### WHAT THE TASK REQUIRES
Copy out all the records, word for word.

### SOURCE RECORDS
____________________
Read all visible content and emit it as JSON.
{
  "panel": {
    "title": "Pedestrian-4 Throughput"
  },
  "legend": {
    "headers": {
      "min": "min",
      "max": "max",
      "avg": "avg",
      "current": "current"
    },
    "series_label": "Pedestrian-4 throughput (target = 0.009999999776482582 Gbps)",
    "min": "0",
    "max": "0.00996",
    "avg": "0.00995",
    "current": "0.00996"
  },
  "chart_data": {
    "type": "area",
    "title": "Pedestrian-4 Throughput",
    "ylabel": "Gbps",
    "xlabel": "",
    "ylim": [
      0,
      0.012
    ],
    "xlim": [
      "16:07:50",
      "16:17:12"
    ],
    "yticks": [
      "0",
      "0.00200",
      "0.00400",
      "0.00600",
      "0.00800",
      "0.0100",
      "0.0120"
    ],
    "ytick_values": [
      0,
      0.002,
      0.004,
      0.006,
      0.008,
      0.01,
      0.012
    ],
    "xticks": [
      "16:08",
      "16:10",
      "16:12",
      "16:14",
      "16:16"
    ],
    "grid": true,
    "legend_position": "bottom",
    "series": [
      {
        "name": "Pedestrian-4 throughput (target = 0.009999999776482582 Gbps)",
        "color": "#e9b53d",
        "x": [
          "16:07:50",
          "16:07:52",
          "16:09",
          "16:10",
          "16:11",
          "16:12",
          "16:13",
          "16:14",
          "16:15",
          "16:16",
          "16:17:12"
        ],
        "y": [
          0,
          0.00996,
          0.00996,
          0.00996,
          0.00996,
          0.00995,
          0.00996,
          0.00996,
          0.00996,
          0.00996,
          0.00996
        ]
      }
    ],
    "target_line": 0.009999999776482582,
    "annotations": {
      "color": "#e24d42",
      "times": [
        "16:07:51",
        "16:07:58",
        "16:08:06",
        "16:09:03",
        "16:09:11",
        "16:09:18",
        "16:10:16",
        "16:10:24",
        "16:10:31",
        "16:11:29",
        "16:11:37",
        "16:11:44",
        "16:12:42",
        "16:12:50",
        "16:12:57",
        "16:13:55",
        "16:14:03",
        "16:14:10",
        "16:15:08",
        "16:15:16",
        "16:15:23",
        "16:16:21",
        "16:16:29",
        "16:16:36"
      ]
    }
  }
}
____________________
### REPLY TO THE EXERCISE
Read all visible content and emit it as JSON.
{
  "panel": {
    "title": "Pedestrian-4 Throughput"
  },
  "legend": {
    "headers": {
      "min": "min",
      "max": "max",
      "avg": "avg",
      "current": "current"
    },
    "series_label": "Pedestrian-4 throughput (target = 0.009999999776482582 Gbps)",
    "min": "0",
    "max": "0.00996",
    "avg": "0.00995",
    "current": "0.00996"
  },
  "chart_data": {
    "type": "area",
    "title": "Pedestrian-4 Throughput",
    "ylabel": "Gbps",
    "xlabel": "",
    "ylim": [
      0,
      0.012
    ],
    "xlim": [
      "16:07:50",
      "16:17:12"
    ],
    "yticks": [
      "0",
      "0.00200",
      "0.00400",
      "0.00600",
      "0.00800",
      "0.0100",
      "0.0120"
    ],
    "ytick_values": [
      0,
      0.002,
      0.004,
      0.006,
      0.008,
      0.01,
      0.012
    ],
    "xticks": [
      "16:08",
      "16:10",
      "16:12",
      "16:14",
      "16:16"
    ],
    "grid": true,
    "legend_position": "bottom",
    "series": [
      {
        "name": "Pedestrian-4 throughput (target = 0.009999999776482582 Gbps)",
        "color": "#e9b53d",
        "x": [
          "16:07:50",
          "16:07:52",
          "16:09",
          "16:10",
          "16:11",
          "16:12",
          "16:13",
          "16:14",
          "16:15",
          "16:16",
          "16:17:12"
        ],
        "y": [
          0,
          0.00996,
          0.00996,
          0.00996,
          0.00996,
          0.00995,
          0.00996,
          0.00996,
          0.00996,
          0.00996,
          0.00996
        ]
      }
    ],
    "target_line": 0.009999999776482582,
    "annotations": {
      "color": "#e24d42",
      "times": [
        "16:07:51",
        "16:07:58",
        "16:08:06",
        "16:09:03",
        "16:09:11",
        "16:09:18",
        "16:10:16",
        "16:10:24",
        "16:10:31",
        "16:11:29",
        "16:11:37",
        "16:11:44",
        "16:12:42",
        "16:12:50",
        "16:12:57",
        "16:13:55",
        "16:14:03",
        "16:14:10",
        "16:15:08",
        "16:15:16",
        "16:15:23",
        "16:16:21",
        "16:16:29",
        "16:16:36"
      ]
    }
  }
}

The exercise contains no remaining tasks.